--- Data records ---
- - - - -

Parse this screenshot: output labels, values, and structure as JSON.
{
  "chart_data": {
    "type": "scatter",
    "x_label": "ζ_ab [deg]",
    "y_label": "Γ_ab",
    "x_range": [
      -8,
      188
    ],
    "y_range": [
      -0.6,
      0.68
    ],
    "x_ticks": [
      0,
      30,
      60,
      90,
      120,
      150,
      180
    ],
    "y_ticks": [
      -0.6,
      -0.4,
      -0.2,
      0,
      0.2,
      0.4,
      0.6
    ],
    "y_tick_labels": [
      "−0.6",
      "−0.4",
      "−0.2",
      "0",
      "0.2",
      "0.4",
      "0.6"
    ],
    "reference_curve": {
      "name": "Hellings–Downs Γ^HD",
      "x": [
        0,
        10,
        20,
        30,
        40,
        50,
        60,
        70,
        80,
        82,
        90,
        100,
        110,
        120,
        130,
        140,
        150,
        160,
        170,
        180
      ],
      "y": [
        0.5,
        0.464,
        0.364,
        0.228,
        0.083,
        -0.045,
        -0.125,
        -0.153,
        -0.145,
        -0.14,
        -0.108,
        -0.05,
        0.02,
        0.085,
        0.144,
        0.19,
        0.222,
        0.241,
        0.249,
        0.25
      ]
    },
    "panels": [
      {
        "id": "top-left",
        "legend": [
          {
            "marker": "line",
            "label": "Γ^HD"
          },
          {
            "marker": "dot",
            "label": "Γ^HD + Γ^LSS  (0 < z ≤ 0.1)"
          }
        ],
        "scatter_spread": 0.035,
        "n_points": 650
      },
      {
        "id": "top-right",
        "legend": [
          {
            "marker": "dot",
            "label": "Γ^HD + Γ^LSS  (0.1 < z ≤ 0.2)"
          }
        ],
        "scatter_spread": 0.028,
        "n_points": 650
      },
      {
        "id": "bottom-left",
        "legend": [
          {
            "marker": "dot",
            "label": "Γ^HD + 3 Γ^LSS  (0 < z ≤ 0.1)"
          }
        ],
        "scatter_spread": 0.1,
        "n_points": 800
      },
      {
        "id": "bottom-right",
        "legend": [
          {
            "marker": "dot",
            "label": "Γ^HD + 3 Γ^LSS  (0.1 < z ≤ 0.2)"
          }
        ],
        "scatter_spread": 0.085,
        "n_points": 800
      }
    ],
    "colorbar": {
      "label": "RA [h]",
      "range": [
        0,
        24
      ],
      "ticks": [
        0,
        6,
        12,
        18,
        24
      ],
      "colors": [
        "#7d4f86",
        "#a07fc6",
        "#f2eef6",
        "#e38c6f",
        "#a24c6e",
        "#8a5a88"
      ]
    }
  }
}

- - - - -

--- Task details ---
Take the listing above and write it out again exactly.

--- Solution to the exercise ---
Parse this screenshot: output labels, values, and structure as JSON.
{
  "chart_data": {
    "type": "scatter",
    "x_label": "ζ_ab [deg]",
    "y_label": "Γ_ab",
    "x_range": [
      -8,
      188
    ],
    "y_range": [
      -0.6,
      0.68
    ],
    "x_ticks": [
      0,
      30,
      60,
      90,
      120,
      150,
      180
    ],
    "y_ticks": [
      -0.6,
      -0.4,
      -0.2,
      0,
      0.2,
      0.4,
      0.6
    ],
    "y_tick_labels": [
      "−0.6",
      "−0.4",
      "−0.2",
      "0",
      "0.2",
      "0.4",
      "0.6"
    ],
    "reference_curve": {
      "name": "Hellings–Downs Γ^HD",
      "x": [
        0,
        10,
        20,
        30,
        40,
        50,
        60,
        70,
        80,
        82,
        90,
        100,
        110,
        120,
        130,
        140,
        150,
        160,
        170,
        180
      ],
      "y": [
        0.5,
        0.464,
        0.364,
        0.228,
        0.083,
        -0.045,
        -0.125,
        -0.153,
        -0.145,
        -0.14,
        -0.108,
        -0.05,
        0.02,
        0.085,
        0.144,
        0.19,
        0.222,
        0.241,
        0.249,
        0.25
      ]
    },
    "panels": [
      {
        "id": "top-left",
        "legend": [
          {
            "marker": "line",
            "label": "Γ^HD"
          },
          {
            "marker": "dot",
            "label": "Γ^HD + Γ^LSS  (0 < z ≤ 0.1)"
          }
        ],
        "scatter_spread": 0.035,
        "n_points": 650
      },
      {
        "id": "top-right",
        "legend": [
          {
            "marker": "dot",
            "label": "Γ^HD + Γ^LSS  (0.1 < z ≤ 0.2)"
          }
        ],
        "scatter_spread": 0.028,
        "n_points": 650
      },
      {
        "id": "bottom-left",
        "legend": [
          {
            "marker": "dot",
            "label": "Γ^HD + 3 Γ^LSS  (0 < z ≤ 0.1)"
          }
        ],
        "scatter_spread": 0.1,
        "n_points": 800
      },
      {
        "id": "bottom-right",
        "legend": [
          {
            "marker": "dot",
            "label": "Γ^HD + 3 Γ^LSS  (0.1 < z ≤ 0.2)"
          }
        ],
        "scatter_spread": 0.085,
        "n_points": 800
      }
    ],
    "colorbar": {
      "label": "RA [h]",
      "range": [
        0,
        24
      ],
      "ticks": [
        0,
        6,
        12,
        18,
        24
      ],
      "colors": [
        "#7d4f86",
        "#a07fc6",
        "#f2eef6",
        "#e38c6f",
        "#a24c6e",
        "#8a5a88"
      ]
    }
  }
}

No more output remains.